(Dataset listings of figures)

- - -

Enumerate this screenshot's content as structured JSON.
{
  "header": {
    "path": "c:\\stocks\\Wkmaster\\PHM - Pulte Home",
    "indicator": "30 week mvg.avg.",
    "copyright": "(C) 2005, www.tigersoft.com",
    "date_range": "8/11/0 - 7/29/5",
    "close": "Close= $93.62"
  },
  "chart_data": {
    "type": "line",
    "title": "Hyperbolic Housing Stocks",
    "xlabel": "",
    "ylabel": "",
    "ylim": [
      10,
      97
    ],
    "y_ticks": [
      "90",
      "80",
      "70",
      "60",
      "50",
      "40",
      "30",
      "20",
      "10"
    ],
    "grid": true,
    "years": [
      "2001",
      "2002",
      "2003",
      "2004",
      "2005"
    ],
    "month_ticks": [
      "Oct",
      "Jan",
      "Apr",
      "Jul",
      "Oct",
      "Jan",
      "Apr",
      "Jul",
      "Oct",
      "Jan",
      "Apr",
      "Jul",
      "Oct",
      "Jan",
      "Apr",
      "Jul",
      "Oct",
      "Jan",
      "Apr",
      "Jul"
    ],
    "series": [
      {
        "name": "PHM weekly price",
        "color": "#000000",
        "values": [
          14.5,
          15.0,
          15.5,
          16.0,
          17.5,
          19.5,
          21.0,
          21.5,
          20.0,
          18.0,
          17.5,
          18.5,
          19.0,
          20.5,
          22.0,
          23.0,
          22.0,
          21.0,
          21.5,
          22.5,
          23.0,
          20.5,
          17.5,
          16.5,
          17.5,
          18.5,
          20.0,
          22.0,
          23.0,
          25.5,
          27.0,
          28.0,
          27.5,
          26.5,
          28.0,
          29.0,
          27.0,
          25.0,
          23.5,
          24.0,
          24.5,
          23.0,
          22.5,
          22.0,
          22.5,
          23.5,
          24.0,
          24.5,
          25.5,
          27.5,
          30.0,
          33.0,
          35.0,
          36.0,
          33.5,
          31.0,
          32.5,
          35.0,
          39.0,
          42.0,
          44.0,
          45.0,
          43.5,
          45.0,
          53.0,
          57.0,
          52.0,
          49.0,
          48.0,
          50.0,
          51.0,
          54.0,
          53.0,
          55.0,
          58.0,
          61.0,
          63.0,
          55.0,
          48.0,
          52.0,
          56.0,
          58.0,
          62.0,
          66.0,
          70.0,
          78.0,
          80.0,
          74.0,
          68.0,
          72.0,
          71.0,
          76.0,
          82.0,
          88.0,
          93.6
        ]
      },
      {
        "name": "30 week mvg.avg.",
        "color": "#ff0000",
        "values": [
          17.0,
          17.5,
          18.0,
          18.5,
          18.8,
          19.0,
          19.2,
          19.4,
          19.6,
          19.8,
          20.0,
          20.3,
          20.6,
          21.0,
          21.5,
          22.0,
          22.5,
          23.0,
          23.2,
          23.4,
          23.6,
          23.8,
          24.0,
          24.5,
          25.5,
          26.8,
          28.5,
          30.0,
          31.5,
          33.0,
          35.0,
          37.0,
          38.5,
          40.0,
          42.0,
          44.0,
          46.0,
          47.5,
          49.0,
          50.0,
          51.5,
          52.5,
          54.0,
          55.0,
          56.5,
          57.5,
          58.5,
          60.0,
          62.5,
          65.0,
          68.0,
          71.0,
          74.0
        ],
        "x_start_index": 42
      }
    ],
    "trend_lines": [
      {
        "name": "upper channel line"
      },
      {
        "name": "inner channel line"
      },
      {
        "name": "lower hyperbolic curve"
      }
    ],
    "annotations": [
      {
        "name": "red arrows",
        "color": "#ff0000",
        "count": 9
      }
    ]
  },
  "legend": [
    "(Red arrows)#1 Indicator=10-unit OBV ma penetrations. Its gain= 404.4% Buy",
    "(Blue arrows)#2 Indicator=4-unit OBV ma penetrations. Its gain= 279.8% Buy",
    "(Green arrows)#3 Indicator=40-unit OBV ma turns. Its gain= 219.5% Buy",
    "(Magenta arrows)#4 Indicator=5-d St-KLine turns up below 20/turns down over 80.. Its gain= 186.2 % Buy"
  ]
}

- - -

* Task to complete
Copy all the records above precisely.

* The result
Enumerate this screenshot's content as structured JSON.
{
  "header": {
    "path": "c:\\stocks\\Wkmaster\\PHM - Pulte Home",
    "indicator": "30 week mvg.avg.",
    "copyright": "(C) 2005, www.tigersoft.com",
    "date_range": "8/11/0 - 7/29/5",
    "close": "Close= $93.62"
  },
  "chart_data": {
    "type": "line",
    "title": "Hyperbolic Housing Stocks",
    "xlabel": "",
    "ylabel": "",
    "ylim": [
      10,
      97
    ],
    "y_ticks": [
      "90",
      "80",
      "70",
      "60",
      "50",
      "40",
      "30",
      "20",
      "10"
    ],
    "grid": true,
    "years": [
      "2001",
      "2002",
      "2003",
      "2004",
      "2005"
    ],
    "month_ticks": [
      "Oct",
      "Jan",
      "Apr",
      "Jul",
      "Oct",
      "Jan",
      "Apr",
      "Jul",
      "Oct",
      "Jan",
      "Apr",
      "Jul",
      "Oct",
      "Jan",
      "Apr",
      "Jul",
      "Oct",
      "Jan",
      "Apr",
      "Jul"
    ],
    "series": [
      {
        "name": "PHM weekly price",
        "color": "#000000",
        "values": [
          14.5,
          15.0,
          15.5,
          16.0,
          17.5,
          19.5,
          21.0,
          21.5,
          20.0,
          18.0,
          17.5,
          18.5,
          19.0,
          20.5,
          22.0,
          23.0,
          22.0,
          21.0,
          21.5,
          22.5,
          23.0,
          20.5,
          17.5,
          16.5,
          17.5,
          18.5,
          20.0,
          22.0,
          23.0,
          25.5,
          27.0,
          28.0,
          27.5,
          26.5,
          28.0,
          29.0,
          27.0,
          25.0,
          23.5,
          24.0,
          24.5,
          23.0,
          22.5,
          22.0,
          22.5,
          23.5,
          24.0,
          24.5,
          25.5,
          27.5,
          30.0,
          33.0,
          35.0,
          36.0,
          33.5,
          31.0,
          32.5,
          35.0,
          39.0,
          42.0,
          44.0,
          45.0,
          43.5,
          45.0,
          53.0,
          57.0,
          52.0,
          49.0,
          48.0,
          50.0,
          51.0,
          54.0,
          53.0,
          55.0,
          58.0,
          61.0,
          63.0,
          55.0,
          48.0,
          52.0,
          56.0,
          58.0,
          62.0,
          66.0,
          70.0,
          78.0,
          80.0,
          74.0,
          68.0,
          72.0,
          71.0,
          76.0,
          82.0,
          88.0,
          93.6
        ]
      },
      {
        "name": "30 week mvg.avg.",
        "color": "#ff0000",
        "values": [
          17.0,
          17.5,
          18.0,
          18.5,
          18.8,
          19.0,
          19.2,
          19.4,
          19.6,
          19.8,
          20.0,
          20.3,
          20.6,
          21.0,
          21.5,
          22.0,
          22.5,
          23.0,
          23.2,
          23.4,
          23.6,
          23.8,
          24.0,
          24.5,
          25.5,
          26.8,
          28.5,
          30.0,
          31.5,
          33.0,
          35.0,
          37.0,
          38.5,
          40.0,
          42.0,
          44.0,
          46.0,
          47.5,
          49.0,
          50.0,
          51.5,
          52.5,
          54.0,
          55.0,
          56.5,
          57.5,
          58.5,
          60.0,
          62.5,
          65.0,
          68.0,
          71.0,
          74.0
        ],
        "x_start_index": 42
      }
    ],
    "trend_lines": [
      {
        "name": "upper channel line"
      },
      {
        "name": "inner channel line"
      },
      {
        "name": "lower hyperbolic curve"
      }
    ],
    "annotations": [
      {
        "name": "red arrows",
        "color": "#ff0000",
        "count": 9
      }
    ]
  },
  "legend": [
    "(Red arrows)#1 Indicator=10-unit OBV ma penetrations. Its gain= 404.4% Buy",
    "(Blue arrows)#2 Indicator=4-unit OBV ma penetrations. Its gain= 279.8% Buy",
    "(Green arrows)#3 Indicator=40-unit OBV ma turns. Its gain= 219.5% Buy",
    "(Magenta arrows)#4 Indicator=5-d St-KLine turns up below 20/turns down over 80.. Its gain= 186.2 % Buy"
  ]
}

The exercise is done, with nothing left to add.